Check each line of the material below for "JSON", then copy the ones that contain it.

-- Begin --

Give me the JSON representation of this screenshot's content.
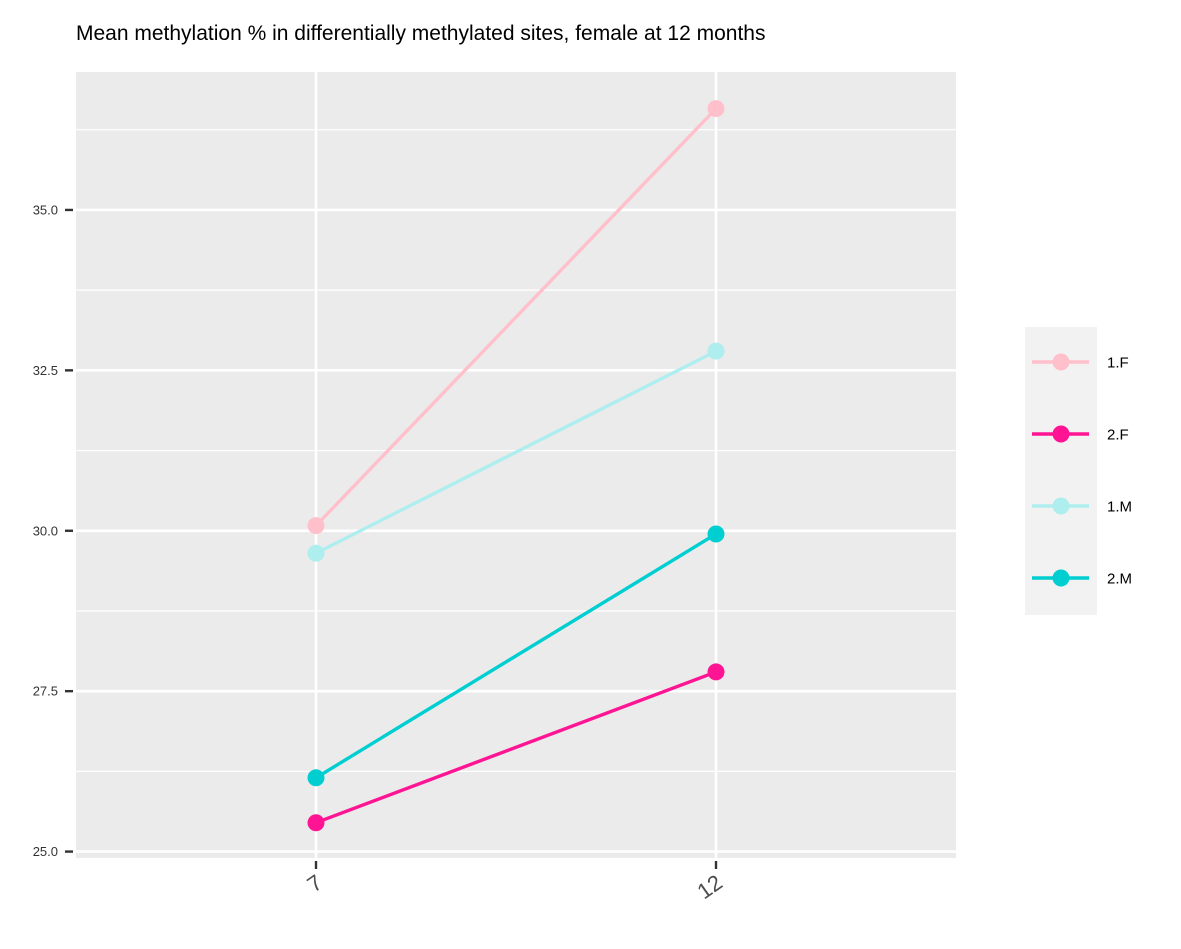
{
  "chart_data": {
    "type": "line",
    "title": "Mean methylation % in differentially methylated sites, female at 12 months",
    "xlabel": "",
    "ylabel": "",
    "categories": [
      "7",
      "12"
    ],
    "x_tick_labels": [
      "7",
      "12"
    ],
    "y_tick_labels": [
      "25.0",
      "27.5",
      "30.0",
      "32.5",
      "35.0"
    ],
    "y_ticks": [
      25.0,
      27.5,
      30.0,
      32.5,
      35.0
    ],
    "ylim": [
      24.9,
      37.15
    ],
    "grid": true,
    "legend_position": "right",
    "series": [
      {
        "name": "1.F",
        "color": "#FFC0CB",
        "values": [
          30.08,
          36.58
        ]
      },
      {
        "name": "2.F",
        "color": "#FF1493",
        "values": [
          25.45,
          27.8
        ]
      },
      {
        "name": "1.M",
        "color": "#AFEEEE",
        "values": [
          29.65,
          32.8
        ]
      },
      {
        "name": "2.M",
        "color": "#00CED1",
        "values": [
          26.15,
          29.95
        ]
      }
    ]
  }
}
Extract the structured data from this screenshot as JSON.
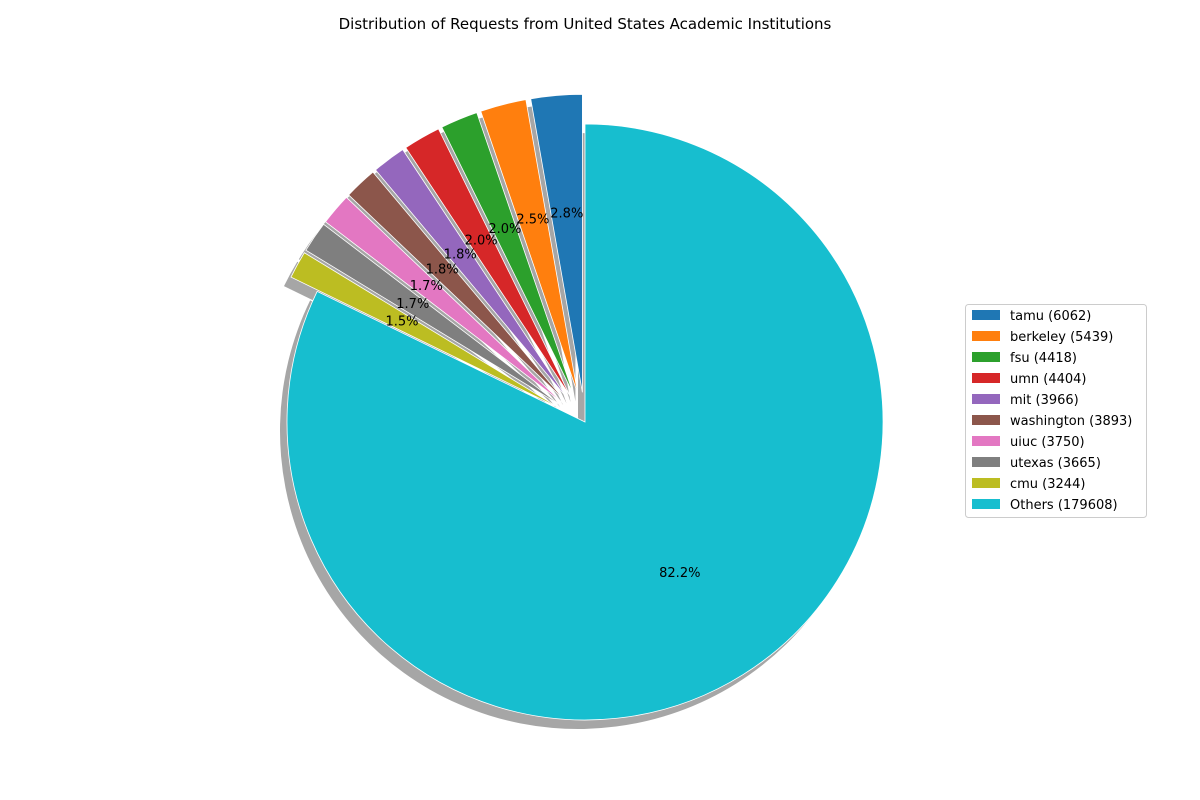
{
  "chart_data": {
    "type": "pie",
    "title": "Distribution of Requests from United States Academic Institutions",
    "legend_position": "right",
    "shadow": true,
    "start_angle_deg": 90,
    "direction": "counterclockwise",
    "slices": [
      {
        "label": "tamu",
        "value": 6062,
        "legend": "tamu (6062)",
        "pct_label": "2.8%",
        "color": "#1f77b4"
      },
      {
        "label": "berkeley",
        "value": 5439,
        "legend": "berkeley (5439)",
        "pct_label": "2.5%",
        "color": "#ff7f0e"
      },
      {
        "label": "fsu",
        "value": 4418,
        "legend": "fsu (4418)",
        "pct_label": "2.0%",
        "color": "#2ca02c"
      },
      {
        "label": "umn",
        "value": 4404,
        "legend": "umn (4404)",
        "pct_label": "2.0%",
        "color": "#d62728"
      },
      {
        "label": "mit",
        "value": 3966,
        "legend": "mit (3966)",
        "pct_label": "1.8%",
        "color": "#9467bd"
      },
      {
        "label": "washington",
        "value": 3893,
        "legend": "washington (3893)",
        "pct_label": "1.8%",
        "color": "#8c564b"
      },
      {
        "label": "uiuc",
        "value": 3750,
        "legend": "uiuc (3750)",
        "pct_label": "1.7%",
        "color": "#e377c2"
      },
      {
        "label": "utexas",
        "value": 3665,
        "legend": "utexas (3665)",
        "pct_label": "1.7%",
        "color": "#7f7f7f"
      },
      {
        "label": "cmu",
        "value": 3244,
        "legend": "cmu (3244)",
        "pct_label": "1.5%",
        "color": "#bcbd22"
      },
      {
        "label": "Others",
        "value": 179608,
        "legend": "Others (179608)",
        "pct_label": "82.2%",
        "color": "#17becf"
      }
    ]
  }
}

-- End --
-- Begin --

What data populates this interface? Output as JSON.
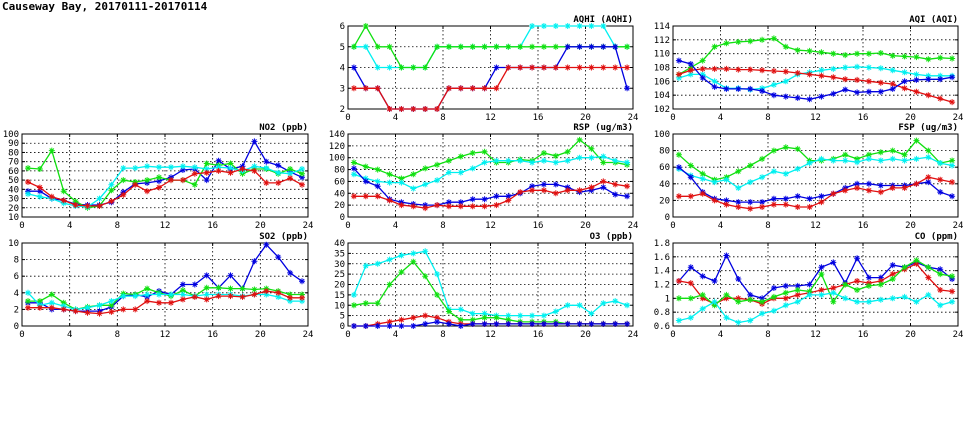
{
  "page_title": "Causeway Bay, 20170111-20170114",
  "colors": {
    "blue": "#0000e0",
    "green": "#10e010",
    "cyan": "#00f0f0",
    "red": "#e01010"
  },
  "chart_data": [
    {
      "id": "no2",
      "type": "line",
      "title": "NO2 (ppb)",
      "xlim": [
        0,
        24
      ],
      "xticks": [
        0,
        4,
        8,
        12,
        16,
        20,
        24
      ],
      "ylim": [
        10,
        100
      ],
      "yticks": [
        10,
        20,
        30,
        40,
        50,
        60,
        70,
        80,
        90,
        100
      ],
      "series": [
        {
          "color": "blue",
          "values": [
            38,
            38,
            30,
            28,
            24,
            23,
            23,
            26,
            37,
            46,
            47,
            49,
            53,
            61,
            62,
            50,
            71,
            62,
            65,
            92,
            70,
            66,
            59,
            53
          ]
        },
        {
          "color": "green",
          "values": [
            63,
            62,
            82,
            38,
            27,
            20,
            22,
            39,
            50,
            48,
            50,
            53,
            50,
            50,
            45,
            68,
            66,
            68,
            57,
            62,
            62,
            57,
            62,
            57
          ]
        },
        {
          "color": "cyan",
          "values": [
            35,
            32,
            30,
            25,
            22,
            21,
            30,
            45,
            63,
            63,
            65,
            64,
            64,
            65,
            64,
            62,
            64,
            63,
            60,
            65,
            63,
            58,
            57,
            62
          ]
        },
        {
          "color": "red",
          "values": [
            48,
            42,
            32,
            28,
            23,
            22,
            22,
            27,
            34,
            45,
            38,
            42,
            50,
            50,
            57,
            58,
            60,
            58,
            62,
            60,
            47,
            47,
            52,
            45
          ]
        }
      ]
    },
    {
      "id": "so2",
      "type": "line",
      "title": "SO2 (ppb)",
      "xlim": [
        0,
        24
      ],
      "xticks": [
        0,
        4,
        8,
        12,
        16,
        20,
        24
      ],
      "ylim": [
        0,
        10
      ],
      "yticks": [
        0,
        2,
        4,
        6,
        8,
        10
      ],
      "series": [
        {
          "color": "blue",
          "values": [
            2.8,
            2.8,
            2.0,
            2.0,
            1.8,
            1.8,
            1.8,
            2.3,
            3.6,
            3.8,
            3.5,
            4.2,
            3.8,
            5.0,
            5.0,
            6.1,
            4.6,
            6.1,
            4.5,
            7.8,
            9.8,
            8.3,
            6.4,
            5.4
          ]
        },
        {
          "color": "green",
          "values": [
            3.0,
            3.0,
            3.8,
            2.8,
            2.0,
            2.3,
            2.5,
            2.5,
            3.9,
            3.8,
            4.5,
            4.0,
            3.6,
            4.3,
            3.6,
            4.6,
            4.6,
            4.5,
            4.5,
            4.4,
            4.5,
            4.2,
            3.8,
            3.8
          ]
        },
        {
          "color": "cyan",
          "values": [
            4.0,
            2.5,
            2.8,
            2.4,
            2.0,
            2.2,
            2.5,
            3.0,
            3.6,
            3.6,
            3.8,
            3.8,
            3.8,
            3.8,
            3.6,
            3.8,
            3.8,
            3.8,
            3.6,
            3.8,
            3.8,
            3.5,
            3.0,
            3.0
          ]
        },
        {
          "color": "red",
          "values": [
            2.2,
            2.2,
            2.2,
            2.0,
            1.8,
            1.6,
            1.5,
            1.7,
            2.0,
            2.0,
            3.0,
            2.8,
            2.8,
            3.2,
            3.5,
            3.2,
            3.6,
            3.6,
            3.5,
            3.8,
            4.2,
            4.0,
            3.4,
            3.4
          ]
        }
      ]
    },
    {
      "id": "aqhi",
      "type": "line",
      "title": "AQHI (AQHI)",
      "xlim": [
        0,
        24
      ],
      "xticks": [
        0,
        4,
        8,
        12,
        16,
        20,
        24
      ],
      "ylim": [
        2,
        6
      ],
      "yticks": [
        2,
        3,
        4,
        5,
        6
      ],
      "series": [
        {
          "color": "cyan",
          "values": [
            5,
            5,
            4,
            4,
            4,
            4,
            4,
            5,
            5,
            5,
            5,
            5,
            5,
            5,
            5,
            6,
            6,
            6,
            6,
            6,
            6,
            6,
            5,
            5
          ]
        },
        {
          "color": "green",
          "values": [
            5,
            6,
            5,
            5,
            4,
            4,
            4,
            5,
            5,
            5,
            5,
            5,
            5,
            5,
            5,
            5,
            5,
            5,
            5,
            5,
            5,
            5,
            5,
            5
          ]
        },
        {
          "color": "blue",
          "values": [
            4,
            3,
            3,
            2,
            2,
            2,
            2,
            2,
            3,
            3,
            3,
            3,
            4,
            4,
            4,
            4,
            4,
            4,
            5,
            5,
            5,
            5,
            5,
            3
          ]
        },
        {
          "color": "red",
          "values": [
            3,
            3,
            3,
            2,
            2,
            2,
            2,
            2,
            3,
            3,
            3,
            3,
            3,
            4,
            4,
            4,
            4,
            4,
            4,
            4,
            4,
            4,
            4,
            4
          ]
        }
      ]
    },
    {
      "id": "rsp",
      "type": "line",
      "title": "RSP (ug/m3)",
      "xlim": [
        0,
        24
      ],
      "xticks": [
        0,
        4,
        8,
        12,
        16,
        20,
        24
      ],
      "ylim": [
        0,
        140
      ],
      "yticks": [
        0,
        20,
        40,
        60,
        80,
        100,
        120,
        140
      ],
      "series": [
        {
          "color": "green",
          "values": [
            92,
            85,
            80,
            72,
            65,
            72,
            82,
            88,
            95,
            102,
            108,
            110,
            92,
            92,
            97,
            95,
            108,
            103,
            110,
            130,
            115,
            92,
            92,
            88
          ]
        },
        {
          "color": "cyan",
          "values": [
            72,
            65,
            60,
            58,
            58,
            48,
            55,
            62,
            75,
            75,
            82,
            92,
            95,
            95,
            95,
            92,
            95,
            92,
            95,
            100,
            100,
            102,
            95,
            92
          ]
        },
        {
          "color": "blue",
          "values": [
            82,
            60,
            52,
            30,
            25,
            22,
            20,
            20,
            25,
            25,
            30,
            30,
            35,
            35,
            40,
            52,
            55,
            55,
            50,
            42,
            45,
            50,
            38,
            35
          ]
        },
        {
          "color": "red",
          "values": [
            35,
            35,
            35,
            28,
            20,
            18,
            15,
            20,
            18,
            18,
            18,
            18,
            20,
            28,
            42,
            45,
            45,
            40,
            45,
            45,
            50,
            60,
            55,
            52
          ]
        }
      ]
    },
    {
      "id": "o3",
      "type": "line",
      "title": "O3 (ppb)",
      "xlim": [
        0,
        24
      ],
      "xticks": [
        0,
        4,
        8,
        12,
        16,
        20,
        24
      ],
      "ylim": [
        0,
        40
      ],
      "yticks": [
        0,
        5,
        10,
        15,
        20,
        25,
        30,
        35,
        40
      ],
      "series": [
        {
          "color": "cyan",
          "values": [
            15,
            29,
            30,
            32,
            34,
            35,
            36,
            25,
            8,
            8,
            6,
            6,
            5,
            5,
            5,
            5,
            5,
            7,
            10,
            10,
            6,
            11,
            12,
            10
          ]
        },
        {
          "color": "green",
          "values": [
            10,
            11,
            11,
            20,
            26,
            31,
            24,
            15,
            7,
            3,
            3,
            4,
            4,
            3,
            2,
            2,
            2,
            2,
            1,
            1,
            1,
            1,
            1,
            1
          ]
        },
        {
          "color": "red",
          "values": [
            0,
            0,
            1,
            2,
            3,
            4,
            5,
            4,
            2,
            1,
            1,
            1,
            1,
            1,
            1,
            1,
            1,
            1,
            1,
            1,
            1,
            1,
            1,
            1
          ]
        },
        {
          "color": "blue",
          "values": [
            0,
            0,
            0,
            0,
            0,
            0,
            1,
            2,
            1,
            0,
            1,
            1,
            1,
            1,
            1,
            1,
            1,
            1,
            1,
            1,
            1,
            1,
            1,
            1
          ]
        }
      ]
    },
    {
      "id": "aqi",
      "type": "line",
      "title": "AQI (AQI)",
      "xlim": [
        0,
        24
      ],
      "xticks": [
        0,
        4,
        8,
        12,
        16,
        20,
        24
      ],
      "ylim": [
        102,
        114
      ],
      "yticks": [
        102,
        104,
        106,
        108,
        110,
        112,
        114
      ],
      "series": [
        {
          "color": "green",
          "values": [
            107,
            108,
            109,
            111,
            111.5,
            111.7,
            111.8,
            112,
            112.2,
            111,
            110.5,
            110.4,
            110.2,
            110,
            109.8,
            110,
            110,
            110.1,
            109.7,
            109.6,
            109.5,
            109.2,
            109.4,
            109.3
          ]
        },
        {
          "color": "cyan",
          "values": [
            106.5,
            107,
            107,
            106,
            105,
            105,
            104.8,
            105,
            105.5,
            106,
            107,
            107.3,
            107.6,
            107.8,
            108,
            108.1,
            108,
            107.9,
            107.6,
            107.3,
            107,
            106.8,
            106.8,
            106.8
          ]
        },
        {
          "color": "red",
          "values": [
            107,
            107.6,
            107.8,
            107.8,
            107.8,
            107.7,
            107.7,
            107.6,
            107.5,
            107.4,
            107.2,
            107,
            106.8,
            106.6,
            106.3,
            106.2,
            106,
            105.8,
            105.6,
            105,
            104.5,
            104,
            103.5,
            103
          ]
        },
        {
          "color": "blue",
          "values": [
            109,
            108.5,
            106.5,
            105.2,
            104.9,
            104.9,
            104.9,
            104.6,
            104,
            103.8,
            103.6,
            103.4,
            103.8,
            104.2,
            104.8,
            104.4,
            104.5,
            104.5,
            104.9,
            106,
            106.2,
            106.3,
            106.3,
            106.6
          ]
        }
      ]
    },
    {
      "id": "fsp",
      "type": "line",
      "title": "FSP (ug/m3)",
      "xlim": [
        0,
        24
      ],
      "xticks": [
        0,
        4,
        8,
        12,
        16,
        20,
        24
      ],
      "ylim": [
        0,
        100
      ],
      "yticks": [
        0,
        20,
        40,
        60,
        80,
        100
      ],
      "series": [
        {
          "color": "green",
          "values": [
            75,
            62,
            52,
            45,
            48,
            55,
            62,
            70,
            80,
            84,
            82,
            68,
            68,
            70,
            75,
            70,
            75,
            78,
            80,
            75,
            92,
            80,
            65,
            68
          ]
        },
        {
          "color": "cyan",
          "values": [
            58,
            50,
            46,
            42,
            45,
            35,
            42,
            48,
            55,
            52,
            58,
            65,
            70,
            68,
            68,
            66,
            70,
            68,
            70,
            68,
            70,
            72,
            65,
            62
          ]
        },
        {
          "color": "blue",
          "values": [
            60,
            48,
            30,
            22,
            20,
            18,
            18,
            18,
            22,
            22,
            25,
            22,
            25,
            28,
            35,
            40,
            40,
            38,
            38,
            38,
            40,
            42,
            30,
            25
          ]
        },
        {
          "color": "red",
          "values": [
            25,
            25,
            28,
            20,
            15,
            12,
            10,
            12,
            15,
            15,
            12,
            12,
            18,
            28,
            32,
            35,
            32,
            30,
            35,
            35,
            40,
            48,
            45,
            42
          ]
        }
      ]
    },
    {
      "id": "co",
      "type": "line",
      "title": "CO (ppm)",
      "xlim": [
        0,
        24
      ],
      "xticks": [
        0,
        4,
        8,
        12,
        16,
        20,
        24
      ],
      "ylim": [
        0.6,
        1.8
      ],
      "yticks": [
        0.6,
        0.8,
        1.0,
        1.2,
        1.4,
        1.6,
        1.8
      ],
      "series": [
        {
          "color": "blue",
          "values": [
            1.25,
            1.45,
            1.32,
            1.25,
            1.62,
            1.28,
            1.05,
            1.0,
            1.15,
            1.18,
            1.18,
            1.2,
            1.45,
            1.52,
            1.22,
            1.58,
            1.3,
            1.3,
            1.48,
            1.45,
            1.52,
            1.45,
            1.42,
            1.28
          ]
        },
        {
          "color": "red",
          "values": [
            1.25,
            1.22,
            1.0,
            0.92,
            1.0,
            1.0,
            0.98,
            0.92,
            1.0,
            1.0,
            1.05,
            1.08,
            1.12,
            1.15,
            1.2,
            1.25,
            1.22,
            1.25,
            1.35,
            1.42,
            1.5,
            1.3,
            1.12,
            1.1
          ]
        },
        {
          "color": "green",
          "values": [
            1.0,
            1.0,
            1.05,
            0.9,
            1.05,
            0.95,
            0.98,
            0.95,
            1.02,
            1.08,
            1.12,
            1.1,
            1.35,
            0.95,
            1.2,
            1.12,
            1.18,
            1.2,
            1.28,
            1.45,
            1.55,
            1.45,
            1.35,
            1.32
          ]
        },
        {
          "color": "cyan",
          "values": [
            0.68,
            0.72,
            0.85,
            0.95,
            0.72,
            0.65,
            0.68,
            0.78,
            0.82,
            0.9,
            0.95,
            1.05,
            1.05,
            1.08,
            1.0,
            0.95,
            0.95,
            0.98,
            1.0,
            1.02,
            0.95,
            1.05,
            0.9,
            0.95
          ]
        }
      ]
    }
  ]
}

-- End --

Result for this exercise:
Give me the JSON representation of this screenshot's content.
Extract the structured data from this screenshot as JSON.
What data populates this interface? Output as JSON.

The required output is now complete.